═══ Stored data

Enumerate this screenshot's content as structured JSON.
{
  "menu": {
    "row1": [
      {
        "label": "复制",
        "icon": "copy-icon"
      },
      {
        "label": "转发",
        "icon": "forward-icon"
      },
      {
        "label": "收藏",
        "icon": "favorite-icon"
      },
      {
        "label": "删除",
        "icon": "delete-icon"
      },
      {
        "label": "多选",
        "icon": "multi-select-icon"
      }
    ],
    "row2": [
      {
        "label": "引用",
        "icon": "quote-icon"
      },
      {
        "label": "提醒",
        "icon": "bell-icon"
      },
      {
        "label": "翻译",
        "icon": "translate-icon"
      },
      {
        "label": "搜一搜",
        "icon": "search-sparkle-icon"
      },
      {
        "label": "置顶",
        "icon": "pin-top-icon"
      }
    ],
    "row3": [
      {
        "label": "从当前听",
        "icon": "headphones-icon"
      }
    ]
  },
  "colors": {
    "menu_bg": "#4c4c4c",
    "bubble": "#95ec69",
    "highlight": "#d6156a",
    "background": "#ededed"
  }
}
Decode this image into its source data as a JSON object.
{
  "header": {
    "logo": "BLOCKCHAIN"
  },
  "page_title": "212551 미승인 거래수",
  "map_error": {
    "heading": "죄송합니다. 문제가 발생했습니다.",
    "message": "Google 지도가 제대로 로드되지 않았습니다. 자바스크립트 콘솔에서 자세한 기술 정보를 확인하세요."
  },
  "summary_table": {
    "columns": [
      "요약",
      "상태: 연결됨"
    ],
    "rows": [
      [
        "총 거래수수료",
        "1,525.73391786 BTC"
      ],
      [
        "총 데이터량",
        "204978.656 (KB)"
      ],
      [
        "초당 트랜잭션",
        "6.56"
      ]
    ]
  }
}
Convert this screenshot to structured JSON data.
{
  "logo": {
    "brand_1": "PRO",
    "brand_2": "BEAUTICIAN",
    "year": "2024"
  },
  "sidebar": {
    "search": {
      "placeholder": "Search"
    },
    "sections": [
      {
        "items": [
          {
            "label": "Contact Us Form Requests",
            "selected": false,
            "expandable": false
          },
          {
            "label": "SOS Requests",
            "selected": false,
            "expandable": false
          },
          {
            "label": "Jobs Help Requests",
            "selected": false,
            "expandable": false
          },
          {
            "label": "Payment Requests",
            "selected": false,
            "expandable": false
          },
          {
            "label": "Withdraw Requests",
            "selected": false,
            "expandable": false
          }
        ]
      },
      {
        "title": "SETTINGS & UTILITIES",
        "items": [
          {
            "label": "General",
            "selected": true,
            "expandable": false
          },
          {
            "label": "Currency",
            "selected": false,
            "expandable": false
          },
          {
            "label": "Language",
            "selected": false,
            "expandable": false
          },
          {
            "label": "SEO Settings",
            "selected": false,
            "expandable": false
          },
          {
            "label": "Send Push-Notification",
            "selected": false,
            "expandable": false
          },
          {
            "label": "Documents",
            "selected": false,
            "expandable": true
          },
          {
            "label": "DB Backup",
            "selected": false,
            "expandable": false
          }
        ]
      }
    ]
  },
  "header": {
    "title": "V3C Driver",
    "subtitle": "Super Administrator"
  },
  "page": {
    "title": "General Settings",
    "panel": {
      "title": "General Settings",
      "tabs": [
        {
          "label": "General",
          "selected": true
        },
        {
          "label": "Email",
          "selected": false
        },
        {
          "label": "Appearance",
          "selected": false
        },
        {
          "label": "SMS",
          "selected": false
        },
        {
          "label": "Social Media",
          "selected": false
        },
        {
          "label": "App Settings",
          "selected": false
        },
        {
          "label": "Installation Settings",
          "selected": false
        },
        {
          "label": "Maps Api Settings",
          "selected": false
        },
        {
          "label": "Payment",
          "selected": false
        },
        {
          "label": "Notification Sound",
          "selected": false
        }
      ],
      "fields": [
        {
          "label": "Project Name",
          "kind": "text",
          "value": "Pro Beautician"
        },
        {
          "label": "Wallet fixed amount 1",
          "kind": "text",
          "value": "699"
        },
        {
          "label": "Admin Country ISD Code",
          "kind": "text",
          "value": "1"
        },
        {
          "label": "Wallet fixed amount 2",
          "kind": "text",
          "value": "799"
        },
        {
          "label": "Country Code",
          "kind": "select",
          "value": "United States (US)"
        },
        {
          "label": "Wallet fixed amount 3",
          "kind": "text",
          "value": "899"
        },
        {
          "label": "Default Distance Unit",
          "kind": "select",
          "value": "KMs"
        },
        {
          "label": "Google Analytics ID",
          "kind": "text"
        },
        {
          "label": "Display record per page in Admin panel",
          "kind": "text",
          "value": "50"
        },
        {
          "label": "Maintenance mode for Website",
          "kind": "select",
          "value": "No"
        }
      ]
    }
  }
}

══════

* The task: Return each line of the data that contains the string "Requests".

* Written reply:
            "label": "Contact Us Form Requests",
            "label": "SOS Requests",
            "label": "Jobs Help Requests",
            "label": "Payment Requests",
            "label": "Withdraw Requests",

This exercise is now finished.